[PASSAGE start]

Veteran Democratic campaigners and pollsters Carville (All's Fair: Love, War, and Running for the President) and Greenberg offer a plea to save America's floundering middle class. The duo paints a grim portrait of the status of the middle class, which one person described as "what makes America America." The widening chasm between the wages of the top 1% and everyone else has destabilized the middle class, for whom savings have been increasingly replaced by debt. The authors outline a grim cycle of "institutionalize inequality," declining wages, reduced benefits, and skyrocketing higher education prices, all of which that are blocking middle class children from top educations and, later on, career benefits. The authors target a politically-literate, liberal readership, and make no bones about their left-leaning politics. Greenberg and Carville are at their best when analyzing data and proposing detailed solutions, including massive campaign finance and health care reform, increased taxes on the top earners, and investment in infrastructure, research, science and education. Although the authors' heated and occasionally rambling rhetoric might be a turn-off to some, their central premise is vital and their proposals well-considered. Illus. (July)

[PASSAGE end]
[RECORDS SUPPLIED start]

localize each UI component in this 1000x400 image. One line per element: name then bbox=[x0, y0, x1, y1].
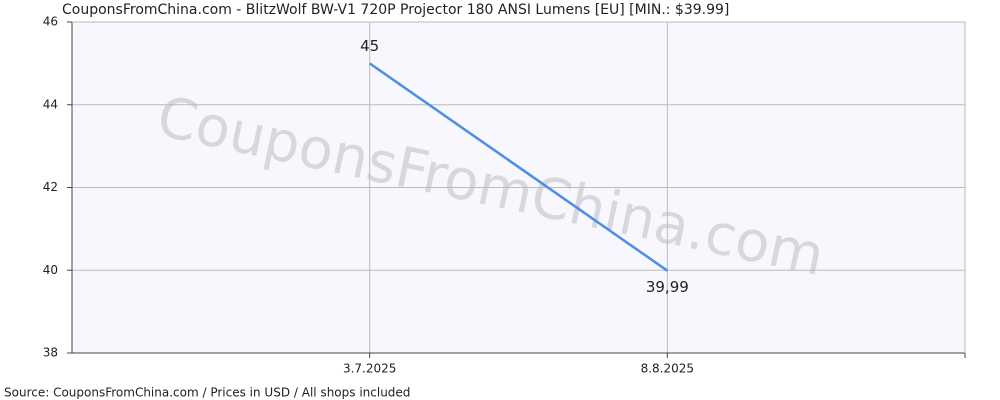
x-tick-label: 8.8.2025 bbox=[641, 362, 694, 376]
y-tick-label: 42 bbox=[43, 180, 58, 194]
x-tick-label: 3.7.2025 bbox=[343, 362, 396, 376]
data-label: 39,99 bbox=[646, 278, 689, 296]
data-label: 45 bbox=[360, 37, 379, 55]
y-tick-label: 46 bbox=[43, 15, 58, 29]
chart-title: CouponsFromChina.com - BlitzWolf BW-V1 7… bbox=[62, 2, 729, 18]
y-tick-label: 38 bbox=[43, 346, 58, 360]
y-tick-label: 40 bbox=[43, 263, 58, 277]
y-tick-label: 44 bbox=[43, 97, 58, 111]
line-series bbox=[368, 62, 669, 272]
source-note: Source: CouponsFromChina.com / Prices in… bbox=[4, 386, 410, 400]
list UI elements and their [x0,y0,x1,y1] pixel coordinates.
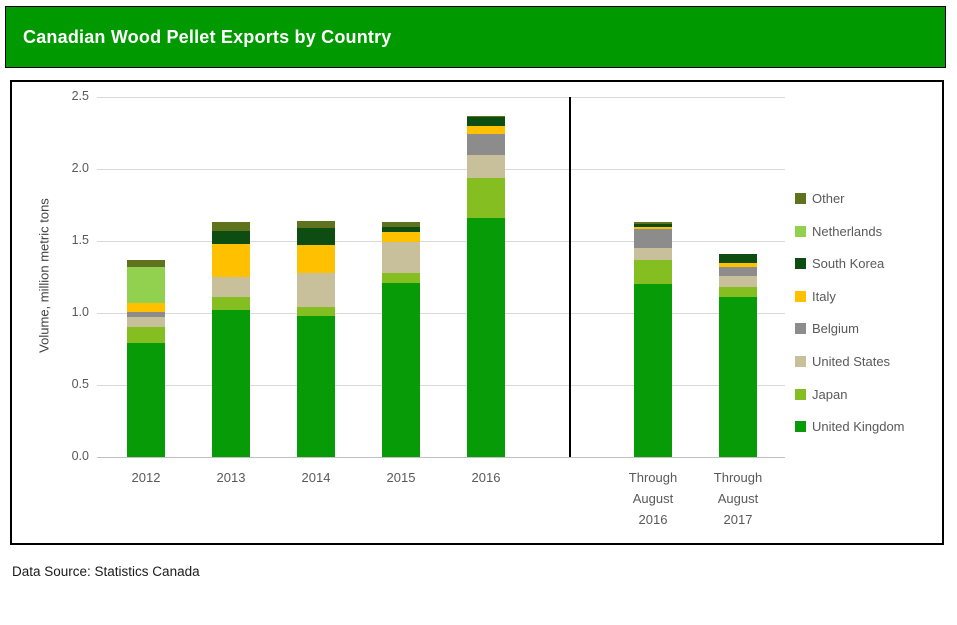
chart-title-bar: Canadian Wood Pellet Exports by Country [5,6,946,68]
legend-label: Belgium [812,320,859,336]
bar-segment-japan [382,273,420,283]
y-tick-label: 2.0 [71,161,89,175]
legend-item-netherlands: Netherlands [795,221,882,241]
bar-segment-united-kingdom [382,283,420,457]
bar-segment-united-states [634,248,672,260]
bar-segment-united-kingdom [719,297,757,457]
x-tick-label: 2012 [131,470,161,485]
bar-segment-united-kingdom [212,310,250,457]
bar-segment-south-korea [212,231,250,244]
legend-label: United States [812,353,891,369]
bar-segment-south-korea [382,227,420,232]
bar-segment-south-korea [297,228,335,245]
legend-label: United Kingdom [812,418,905,434]
chart-panel: Volume, million metric tons 0.0 0.5 1.0 1.5… [10,80,944,545]
data-source-note: Data Source: Statistics Canada [12,564,200,579]
plot-area: Volume, million metric tons 0.0 0.5 1.0 1.5… [12,82,942,543]
legend-item-south-korea: South Korea [795,253,884,273]
legend-swatch [795,225,806,237]
gridline [97,241,785,242]
y-tick-label: 1.5 [71,233,89,247]
bar-segment-italy [297,245,335,273]
legend-item-united-states: United States [795,351,890,371]
bar-segment-united-kingdom [467,218,505,457]
bar-segment-netherlands [127,267,165,303]
bar-segment-italy [382,232,420,242]
bar-segment-south-korea [467,117,505,126]
gridline [97,97,785,98]
legend-item-belgium: Belgium [795,318,859,338]
x-tick-label: 2013 [216,470,246,485]
gridline [97,169,785,170]
legend-swatch [795,257,806,269]
x-tick-label: 2015 [386,470,416,485]
bar-segment-italy [467,126,505,134]
bar-segment-italy [634,227,672,229]
bar-segment-italy [719,263,757,267]
period-divider-line [569,97,571,457]
bar-segment-japan [634,260,672,284]
legend-swatch [795,192,806,204]
legend-item-united-kingdom: United Kingdom [795,416,905,436]
x-tick-label: 2014 [301,470,331,485]
y-axis-title: Volume, million metric tons [36,198,52,353]
bar-segment-italy [127,303,165,312]
legend-label: South Korea [812,255,885,271]
y-tick-label: 0.0 [71,449,89,463]
legend-item-other: Other [795,188,845,208]
bar-segment-other [467,116,505,117]
legend-item-japan: Japan [795,384,847,404]
bar-segment-united-states [719,276,757,287]
bar-segment-other [212,222,250,231]
bar-segment-belgium [634,229,672,248]
bar-segment-japan [297,307,335,316]
bar-segment-other [634,222,672,224]
legend-label: Italy [812,288,836,304]
x-tick-label: Through August 2017 [713,470,763,527]
y-tick-label: 0.5 [71,377,89,391]
gridline [97,313,785,314]
bar-segment-united-states [212,277,250,297]
y-tick-label: 1.0 [71,305,89,319]
bar-segment-belgium [127,312,165,317]
gridline [97,385,785,386]
legend-label: Other [812,190,845,206]
bar-segment-united-kingdom [127,343,165,457]
legend-item-italy: Italy [795,286,836,306]
bar-segment-japan [212,297,250,310]
gridline [97,457,785,458]
bar-segment-united-states [297,273,335,307]
bar-segment-other [127,260,165,267]
bar-segment-united-kingdom [297,316,335,457]
bar-segment-japan [719,287,757,297]
bar-segment-japan [127,327,165,343]
x-tick-label: Through August 2016 [628,470,678,527]
chart-title: Canadian Wood Pellet Exports by Country [23,26,392,47]
bar-segment-united-states [467,155,505,178]
legend-label: Netherlands [812,223,883,239]
legend-label: Japan [812,386,848,402]
bar-segment-japan [467,178,505,218]
bar-segment-south-korea [719,254,757,263]
bar-segment-united-states [382,242,420,273]
bar-segment-united-kingdom [634,284,672,457]
legend-swatch [795,322,806,334]
bar-segment-italy [212,244,250,277]
bar-segment-belgium [467,134,505,155]
legend-swatch [795,420,806,432]
x-tick-label: 2016 [471,470,501,485]
bar-segment-other [297,221,335,228]
bar-segment-south-korea [634,224,672,227]
legend-swatch [795,355,806,367]
bar-segment-united-states [127,317,165,327]
legend-swatch [795,388,806,400]
bar-segment-other [382,222,420,227]
bar-segment-belgium [719,267,757,276]
y-tick-label: 2.5 [71,89,89,103]
legend-swatch [795,290,806,302]
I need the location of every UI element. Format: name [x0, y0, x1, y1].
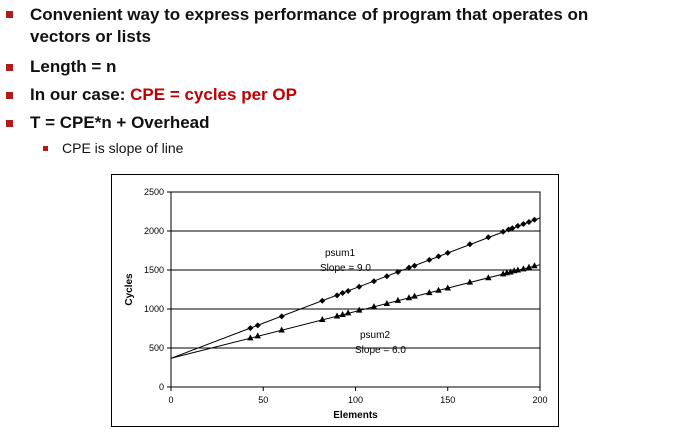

[RECORDS SUPPLIED end]

WHAT TO WORK ON —
• a. According to the book review, how did one person describe the middle class?
• b. List every solution that the book review says the authors propose.

IN RESPONSE —
• a. As "what makes America America."

• b.
- Massive campaign finance reform
- Health care reform
- Increased taxes on the top earners
- Investment in infrastructure
- Investment in research
- Investment in science
- Investment in education